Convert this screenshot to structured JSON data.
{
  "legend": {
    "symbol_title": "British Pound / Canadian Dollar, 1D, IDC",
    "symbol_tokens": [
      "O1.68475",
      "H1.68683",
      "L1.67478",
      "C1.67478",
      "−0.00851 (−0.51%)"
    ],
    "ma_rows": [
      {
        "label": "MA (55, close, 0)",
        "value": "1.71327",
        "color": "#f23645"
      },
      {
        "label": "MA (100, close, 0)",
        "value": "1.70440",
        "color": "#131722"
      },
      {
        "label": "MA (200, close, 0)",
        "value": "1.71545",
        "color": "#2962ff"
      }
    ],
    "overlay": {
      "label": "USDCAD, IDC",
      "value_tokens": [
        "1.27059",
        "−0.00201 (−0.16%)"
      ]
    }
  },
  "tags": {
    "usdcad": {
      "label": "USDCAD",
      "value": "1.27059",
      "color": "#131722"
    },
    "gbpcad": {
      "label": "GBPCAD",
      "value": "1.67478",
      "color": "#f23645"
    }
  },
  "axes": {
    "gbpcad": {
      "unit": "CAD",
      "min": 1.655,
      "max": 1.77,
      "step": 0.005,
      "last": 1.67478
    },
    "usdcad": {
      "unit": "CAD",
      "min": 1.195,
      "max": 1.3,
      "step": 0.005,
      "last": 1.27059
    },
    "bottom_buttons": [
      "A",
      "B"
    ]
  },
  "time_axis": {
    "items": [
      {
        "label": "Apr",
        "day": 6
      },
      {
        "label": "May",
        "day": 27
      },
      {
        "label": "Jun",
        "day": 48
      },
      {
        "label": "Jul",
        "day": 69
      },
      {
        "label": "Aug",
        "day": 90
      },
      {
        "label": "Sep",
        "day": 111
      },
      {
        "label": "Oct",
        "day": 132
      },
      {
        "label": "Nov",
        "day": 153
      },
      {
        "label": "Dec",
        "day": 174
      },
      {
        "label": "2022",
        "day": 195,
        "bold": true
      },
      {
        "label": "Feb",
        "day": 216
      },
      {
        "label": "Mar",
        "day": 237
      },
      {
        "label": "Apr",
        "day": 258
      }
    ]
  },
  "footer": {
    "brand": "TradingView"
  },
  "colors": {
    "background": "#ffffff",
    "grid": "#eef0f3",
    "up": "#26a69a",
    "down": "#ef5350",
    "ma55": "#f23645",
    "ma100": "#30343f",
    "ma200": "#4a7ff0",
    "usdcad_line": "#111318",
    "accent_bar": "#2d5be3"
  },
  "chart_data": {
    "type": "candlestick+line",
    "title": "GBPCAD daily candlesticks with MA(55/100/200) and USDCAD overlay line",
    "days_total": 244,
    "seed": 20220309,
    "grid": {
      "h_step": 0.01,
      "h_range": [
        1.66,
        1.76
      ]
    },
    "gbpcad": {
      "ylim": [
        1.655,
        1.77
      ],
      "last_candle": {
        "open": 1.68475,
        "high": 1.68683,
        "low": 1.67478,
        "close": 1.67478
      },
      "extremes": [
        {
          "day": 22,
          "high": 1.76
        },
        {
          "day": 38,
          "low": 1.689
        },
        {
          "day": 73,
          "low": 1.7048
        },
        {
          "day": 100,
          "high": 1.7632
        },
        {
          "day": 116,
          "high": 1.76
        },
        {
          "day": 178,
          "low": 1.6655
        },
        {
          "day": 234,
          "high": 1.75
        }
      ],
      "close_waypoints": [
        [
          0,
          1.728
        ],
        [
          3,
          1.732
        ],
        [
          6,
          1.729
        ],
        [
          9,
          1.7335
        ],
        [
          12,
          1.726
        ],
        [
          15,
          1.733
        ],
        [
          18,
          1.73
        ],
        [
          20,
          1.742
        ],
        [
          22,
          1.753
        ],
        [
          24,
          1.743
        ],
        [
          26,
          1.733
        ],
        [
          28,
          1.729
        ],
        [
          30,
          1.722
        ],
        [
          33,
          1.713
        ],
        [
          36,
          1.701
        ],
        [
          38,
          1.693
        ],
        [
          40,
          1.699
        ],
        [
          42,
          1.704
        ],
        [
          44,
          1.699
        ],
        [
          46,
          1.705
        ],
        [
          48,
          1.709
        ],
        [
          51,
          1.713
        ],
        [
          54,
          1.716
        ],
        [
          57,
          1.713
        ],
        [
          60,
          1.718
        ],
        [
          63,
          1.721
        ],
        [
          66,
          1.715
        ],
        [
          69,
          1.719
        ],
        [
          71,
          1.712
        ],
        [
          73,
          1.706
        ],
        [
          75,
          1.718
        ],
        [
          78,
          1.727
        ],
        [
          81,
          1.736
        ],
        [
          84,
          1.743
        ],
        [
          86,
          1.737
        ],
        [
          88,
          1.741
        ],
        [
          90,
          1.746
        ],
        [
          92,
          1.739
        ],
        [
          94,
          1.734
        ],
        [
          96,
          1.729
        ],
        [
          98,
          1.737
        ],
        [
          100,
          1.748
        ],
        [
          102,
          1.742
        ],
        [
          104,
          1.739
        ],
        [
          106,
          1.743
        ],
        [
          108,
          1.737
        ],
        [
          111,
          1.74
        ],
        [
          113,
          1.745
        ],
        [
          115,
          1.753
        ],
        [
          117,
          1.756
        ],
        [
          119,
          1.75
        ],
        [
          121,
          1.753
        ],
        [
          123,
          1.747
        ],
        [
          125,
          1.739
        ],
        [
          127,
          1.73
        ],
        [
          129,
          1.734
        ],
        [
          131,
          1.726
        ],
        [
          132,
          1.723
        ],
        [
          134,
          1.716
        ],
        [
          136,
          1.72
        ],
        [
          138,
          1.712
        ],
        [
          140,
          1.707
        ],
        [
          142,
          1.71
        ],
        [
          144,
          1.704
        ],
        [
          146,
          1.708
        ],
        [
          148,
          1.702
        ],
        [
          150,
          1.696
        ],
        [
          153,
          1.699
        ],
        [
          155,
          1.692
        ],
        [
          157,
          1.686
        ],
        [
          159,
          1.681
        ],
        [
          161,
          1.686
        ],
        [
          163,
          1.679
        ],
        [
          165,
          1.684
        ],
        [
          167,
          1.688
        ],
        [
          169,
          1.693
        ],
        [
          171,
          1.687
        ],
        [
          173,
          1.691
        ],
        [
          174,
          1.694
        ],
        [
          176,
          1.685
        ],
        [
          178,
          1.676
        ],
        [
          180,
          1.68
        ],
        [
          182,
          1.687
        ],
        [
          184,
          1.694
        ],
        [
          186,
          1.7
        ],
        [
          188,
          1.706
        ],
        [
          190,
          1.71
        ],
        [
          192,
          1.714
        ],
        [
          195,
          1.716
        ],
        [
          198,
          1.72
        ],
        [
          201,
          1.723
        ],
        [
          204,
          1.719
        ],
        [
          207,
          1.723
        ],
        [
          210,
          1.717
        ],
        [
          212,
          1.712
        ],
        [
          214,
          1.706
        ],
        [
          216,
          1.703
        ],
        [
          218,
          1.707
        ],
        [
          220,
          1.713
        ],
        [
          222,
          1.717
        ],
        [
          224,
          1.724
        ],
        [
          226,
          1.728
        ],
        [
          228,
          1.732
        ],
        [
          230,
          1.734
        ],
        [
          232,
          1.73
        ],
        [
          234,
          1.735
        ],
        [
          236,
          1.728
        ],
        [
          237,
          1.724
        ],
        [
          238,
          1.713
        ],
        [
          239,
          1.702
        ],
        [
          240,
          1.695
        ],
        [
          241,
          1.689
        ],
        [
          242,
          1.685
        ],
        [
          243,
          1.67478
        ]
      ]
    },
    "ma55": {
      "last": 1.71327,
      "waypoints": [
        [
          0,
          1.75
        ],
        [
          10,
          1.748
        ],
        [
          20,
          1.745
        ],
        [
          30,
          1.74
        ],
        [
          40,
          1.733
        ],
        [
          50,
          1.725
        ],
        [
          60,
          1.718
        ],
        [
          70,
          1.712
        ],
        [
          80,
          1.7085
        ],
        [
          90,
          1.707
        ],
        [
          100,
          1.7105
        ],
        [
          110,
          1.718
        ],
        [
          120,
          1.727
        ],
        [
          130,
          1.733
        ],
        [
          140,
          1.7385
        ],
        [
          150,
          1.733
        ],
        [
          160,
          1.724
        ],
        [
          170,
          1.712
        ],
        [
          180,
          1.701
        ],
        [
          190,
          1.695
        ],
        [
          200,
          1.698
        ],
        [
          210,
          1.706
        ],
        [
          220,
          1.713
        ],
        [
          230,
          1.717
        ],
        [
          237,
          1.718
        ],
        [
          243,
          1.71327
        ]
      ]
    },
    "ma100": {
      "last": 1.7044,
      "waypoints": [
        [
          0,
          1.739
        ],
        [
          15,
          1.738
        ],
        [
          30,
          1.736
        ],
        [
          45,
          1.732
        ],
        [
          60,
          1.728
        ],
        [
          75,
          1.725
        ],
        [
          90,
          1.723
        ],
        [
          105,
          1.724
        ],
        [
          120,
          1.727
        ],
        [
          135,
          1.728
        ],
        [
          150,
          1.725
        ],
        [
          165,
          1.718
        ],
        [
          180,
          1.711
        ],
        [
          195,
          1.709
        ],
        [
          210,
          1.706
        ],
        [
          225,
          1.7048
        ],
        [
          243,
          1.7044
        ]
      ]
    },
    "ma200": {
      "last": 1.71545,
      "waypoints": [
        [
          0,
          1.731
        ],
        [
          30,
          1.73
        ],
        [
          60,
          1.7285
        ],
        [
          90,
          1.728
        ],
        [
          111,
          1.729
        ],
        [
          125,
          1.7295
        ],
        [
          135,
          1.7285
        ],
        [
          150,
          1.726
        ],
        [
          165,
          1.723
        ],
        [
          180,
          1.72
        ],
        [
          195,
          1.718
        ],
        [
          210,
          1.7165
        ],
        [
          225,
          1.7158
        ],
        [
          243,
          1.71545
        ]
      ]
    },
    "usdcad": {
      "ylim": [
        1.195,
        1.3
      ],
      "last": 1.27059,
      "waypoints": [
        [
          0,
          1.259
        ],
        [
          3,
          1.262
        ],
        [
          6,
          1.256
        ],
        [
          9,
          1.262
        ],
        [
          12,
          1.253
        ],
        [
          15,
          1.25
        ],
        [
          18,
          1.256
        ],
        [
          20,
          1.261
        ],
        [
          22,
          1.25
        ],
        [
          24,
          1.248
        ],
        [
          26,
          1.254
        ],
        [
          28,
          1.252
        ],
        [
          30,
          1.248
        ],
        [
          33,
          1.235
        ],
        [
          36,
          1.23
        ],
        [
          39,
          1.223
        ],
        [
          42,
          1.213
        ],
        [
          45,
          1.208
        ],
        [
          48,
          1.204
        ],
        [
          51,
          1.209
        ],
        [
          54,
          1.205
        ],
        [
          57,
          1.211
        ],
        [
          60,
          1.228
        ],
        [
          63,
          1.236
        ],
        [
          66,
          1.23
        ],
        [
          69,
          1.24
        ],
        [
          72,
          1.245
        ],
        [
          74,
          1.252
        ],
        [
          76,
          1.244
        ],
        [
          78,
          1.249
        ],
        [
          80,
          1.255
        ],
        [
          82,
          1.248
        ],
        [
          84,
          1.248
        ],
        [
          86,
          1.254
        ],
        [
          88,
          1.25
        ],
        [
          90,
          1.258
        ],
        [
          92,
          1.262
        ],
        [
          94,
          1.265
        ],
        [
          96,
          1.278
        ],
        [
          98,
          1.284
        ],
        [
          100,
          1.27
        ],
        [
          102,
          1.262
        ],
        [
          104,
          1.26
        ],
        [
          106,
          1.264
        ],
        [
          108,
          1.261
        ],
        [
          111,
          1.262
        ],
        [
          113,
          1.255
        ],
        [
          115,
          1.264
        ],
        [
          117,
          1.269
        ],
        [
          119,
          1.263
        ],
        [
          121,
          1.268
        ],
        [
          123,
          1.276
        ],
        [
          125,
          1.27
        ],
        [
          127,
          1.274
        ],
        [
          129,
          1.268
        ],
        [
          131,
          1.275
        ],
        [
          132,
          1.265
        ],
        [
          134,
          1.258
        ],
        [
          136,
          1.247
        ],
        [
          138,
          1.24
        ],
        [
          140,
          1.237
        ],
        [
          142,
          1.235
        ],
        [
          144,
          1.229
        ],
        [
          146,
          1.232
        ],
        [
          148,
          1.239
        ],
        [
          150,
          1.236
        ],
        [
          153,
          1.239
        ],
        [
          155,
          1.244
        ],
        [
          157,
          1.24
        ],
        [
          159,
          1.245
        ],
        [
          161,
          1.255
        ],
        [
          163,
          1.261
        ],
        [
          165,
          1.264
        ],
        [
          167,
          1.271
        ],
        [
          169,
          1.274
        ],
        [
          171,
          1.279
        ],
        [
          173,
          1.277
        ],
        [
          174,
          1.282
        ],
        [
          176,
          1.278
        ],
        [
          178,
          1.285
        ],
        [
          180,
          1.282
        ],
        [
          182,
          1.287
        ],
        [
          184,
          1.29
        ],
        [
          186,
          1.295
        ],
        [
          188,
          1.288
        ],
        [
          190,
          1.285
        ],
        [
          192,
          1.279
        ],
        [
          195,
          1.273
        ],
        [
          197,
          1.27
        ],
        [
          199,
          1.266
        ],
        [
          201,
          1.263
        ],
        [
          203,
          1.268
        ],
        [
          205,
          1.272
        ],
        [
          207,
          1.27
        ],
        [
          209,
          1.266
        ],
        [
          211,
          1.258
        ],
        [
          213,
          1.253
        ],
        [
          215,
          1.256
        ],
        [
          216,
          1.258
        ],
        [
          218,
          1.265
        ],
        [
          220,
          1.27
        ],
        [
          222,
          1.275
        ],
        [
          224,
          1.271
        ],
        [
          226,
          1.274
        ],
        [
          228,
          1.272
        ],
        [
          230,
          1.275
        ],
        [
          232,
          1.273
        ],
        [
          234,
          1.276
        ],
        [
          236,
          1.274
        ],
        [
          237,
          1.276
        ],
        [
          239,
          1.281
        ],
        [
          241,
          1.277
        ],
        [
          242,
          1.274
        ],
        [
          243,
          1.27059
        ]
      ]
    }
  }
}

------------------------------------------------------------

• _Problem_
Return every line above that contains the word "overlay".

• _Solution to this problem_
    "overlay": {
    "title": "GBPCAD daily candlesticks with MA(55/100/200) and USDCAD overlay line",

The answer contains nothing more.